Go through the data below line by line and count those containing the word "marker". Reply with the count only.

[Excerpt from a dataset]
□ □ □ □ □ □ □

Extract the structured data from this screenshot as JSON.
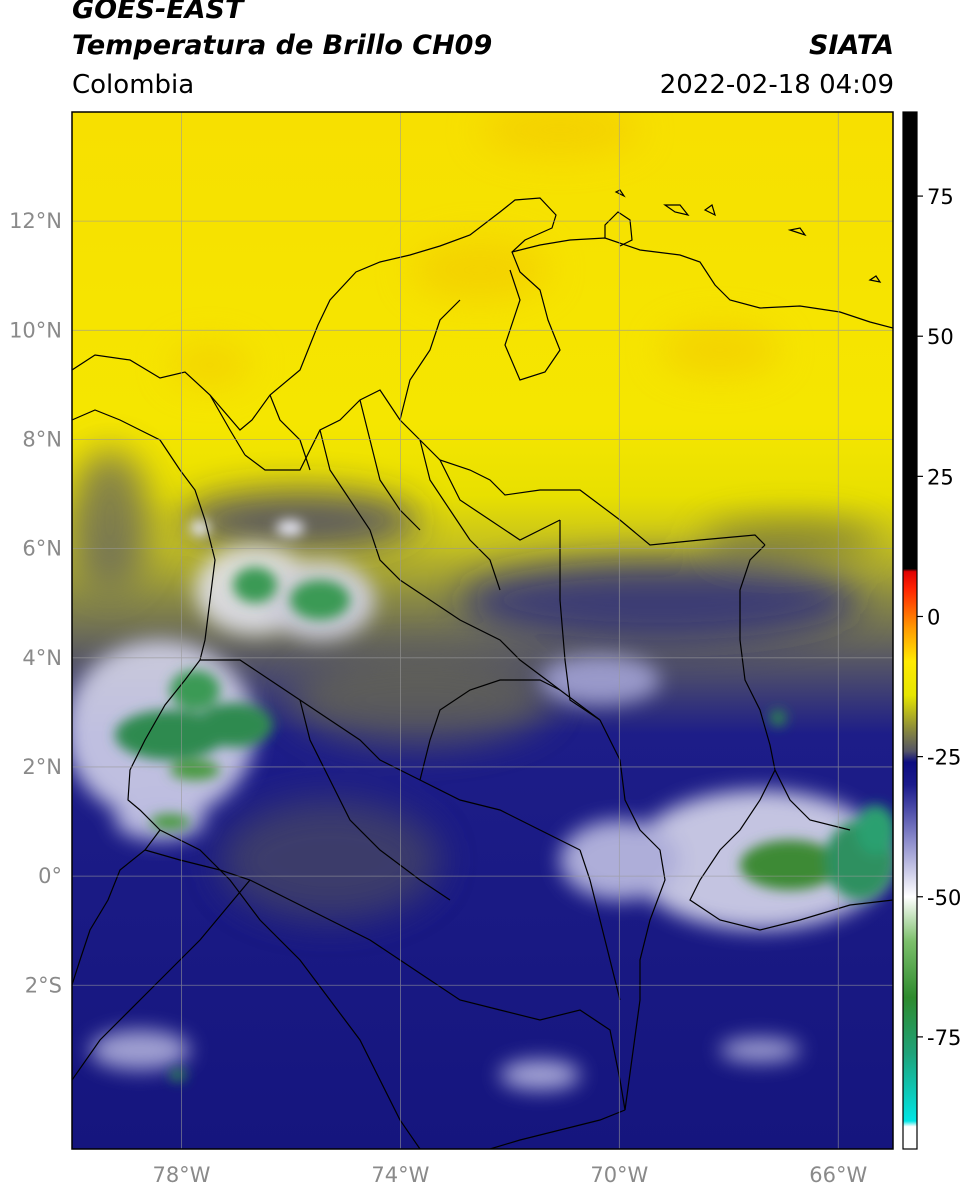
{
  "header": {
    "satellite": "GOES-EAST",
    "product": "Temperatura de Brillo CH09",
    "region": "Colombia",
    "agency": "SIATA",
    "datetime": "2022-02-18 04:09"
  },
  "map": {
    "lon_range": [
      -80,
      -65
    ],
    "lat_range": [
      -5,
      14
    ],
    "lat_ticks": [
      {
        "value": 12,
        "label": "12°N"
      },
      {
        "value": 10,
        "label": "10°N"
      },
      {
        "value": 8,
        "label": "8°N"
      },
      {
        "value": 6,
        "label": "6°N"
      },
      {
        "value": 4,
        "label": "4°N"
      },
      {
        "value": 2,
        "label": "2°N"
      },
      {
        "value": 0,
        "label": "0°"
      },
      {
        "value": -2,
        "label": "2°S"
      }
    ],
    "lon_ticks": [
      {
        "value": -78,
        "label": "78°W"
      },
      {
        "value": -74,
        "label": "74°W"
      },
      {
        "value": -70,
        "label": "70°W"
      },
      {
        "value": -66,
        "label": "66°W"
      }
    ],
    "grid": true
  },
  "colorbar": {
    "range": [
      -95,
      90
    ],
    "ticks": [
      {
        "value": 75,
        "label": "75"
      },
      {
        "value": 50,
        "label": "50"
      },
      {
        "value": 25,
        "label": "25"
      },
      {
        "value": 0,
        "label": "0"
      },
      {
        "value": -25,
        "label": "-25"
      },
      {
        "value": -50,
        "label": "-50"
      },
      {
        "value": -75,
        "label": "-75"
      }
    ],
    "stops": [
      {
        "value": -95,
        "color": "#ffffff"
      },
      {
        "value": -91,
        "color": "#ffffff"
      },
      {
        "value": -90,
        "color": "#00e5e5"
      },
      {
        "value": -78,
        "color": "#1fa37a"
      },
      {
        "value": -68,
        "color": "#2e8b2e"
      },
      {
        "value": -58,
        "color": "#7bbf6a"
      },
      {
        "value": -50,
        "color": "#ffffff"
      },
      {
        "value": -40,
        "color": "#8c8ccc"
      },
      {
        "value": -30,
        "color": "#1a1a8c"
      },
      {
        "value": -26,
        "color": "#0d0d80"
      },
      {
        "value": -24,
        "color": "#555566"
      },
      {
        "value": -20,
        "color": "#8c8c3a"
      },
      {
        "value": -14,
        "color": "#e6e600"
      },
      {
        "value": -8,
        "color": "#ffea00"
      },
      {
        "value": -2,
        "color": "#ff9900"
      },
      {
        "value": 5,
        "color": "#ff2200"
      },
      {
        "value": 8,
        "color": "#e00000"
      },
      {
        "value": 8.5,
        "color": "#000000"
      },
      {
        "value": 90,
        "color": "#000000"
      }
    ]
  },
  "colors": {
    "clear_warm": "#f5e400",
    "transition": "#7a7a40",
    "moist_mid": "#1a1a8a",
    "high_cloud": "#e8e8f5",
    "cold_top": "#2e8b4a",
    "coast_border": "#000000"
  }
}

□ □ □ □ □ □ □

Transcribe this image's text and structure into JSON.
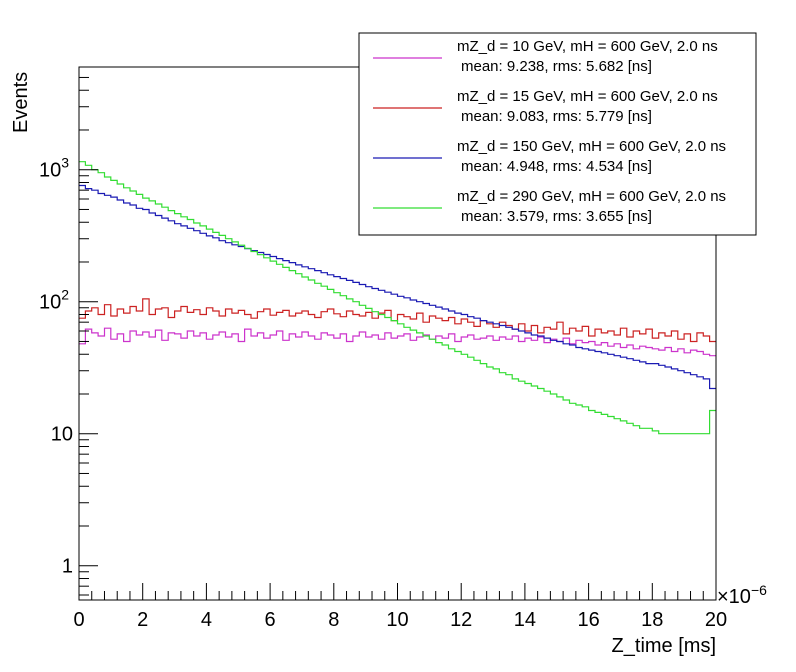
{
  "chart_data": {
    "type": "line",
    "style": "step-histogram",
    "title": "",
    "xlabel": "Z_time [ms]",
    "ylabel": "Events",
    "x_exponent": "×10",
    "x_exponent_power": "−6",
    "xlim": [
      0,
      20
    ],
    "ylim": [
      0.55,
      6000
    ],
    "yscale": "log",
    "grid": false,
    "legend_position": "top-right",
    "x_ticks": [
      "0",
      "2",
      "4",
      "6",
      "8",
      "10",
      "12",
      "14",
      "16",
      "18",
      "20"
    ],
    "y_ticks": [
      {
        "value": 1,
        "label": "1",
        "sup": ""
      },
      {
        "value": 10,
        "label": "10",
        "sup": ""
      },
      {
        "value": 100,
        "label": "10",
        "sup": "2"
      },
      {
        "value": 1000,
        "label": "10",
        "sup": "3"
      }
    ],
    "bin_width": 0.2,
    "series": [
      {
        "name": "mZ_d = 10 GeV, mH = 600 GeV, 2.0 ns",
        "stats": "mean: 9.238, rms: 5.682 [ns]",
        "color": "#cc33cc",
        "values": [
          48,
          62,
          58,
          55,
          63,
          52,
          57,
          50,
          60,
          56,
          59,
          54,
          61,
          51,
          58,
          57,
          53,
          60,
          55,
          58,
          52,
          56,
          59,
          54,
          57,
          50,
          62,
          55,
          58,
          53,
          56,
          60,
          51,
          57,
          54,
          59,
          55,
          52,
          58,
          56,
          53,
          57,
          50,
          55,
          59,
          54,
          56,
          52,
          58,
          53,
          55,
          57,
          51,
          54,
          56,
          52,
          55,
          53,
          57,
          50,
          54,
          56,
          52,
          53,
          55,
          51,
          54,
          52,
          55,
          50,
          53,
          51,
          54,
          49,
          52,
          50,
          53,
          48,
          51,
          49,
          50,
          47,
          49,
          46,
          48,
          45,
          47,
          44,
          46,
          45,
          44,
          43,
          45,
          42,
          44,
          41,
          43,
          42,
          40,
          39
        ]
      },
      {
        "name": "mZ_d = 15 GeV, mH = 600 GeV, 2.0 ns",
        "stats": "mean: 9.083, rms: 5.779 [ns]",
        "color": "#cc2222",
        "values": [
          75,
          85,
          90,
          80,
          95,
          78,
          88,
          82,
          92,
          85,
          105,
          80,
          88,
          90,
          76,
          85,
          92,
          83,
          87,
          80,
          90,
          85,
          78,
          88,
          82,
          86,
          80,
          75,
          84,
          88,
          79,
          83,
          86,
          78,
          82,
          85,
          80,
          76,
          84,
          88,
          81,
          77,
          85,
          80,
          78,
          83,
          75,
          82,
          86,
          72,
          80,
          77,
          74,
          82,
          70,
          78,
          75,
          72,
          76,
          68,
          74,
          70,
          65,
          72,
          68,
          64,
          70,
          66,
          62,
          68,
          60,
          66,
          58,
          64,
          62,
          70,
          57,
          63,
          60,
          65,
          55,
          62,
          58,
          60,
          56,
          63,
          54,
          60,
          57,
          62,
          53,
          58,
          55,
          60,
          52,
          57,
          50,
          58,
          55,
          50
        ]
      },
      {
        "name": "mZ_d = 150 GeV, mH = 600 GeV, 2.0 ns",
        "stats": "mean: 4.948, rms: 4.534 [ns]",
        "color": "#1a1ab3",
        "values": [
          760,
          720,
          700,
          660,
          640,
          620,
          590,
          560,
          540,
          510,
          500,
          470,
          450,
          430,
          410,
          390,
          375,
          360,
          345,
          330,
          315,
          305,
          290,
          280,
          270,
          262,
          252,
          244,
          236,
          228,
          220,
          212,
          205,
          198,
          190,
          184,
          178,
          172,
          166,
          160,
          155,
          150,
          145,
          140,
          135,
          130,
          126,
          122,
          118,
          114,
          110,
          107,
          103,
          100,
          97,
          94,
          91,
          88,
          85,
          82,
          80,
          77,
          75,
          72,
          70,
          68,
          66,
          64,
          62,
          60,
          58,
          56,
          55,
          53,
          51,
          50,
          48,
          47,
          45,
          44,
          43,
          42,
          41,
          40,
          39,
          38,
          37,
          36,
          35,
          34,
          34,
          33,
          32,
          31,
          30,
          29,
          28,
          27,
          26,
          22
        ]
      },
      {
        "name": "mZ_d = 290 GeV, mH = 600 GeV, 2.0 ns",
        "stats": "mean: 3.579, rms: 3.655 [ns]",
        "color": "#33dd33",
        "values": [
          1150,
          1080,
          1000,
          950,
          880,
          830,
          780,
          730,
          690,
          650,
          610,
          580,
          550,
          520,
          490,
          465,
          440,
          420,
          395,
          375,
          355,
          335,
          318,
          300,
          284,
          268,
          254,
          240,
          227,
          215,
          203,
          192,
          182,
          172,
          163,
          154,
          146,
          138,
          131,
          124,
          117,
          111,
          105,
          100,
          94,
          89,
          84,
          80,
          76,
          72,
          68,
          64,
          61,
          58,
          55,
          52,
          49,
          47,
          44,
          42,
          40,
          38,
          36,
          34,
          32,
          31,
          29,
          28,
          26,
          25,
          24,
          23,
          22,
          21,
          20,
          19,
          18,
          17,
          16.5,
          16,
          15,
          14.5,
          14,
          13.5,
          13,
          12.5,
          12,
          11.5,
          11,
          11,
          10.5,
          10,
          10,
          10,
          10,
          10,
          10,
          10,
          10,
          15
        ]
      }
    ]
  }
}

□ □ □ □ □ □ □

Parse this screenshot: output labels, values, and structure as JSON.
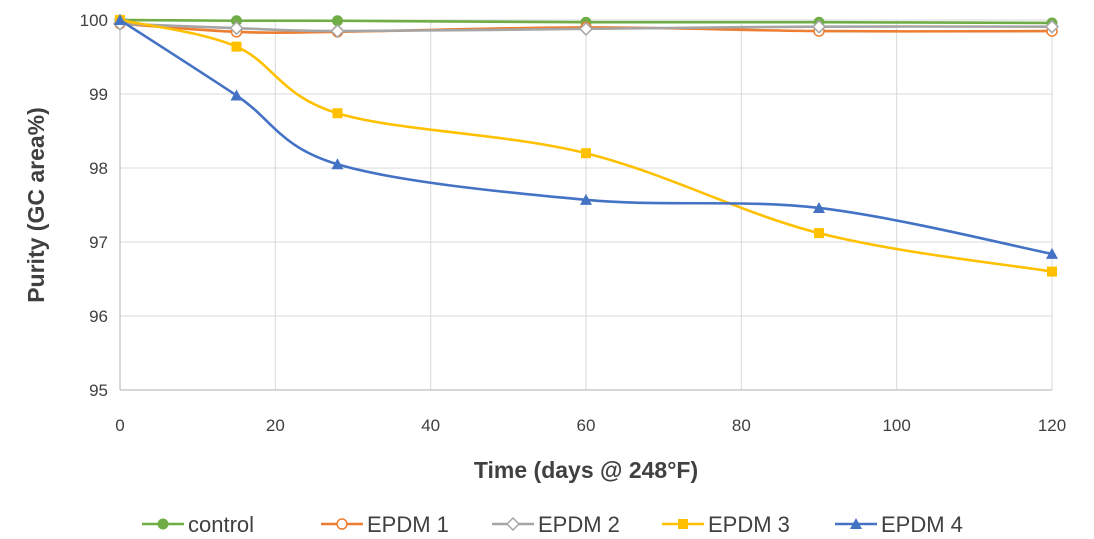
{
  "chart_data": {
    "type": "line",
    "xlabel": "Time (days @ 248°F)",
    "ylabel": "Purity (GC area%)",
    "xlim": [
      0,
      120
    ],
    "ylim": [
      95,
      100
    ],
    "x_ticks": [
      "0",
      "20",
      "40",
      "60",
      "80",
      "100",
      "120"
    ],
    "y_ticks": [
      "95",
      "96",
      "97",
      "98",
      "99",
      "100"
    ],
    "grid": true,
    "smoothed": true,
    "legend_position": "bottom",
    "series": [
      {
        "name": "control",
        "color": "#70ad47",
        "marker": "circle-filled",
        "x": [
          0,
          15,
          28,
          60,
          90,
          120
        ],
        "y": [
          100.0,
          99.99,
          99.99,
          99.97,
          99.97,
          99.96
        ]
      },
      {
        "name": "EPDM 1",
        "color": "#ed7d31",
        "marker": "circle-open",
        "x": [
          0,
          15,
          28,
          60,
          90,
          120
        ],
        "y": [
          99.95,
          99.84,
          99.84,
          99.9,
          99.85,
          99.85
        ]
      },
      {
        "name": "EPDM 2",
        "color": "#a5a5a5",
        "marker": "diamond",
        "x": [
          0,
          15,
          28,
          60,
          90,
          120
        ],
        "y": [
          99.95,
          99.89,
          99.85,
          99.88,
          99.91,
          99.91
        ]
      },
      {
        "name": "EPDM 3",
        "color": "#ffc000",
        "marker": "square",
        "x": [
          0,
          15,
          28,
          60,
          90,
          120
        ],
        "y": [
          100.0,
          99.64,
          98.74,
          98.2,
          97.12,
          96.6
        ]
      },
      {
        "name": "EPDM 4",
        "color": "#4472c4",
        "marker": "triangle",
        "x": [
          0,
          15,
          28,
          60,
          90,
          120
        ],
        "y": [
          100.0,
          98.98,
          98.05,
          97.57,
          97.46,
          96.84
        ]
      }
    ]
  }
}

□ □ □ □ □ □ □

Reply: 5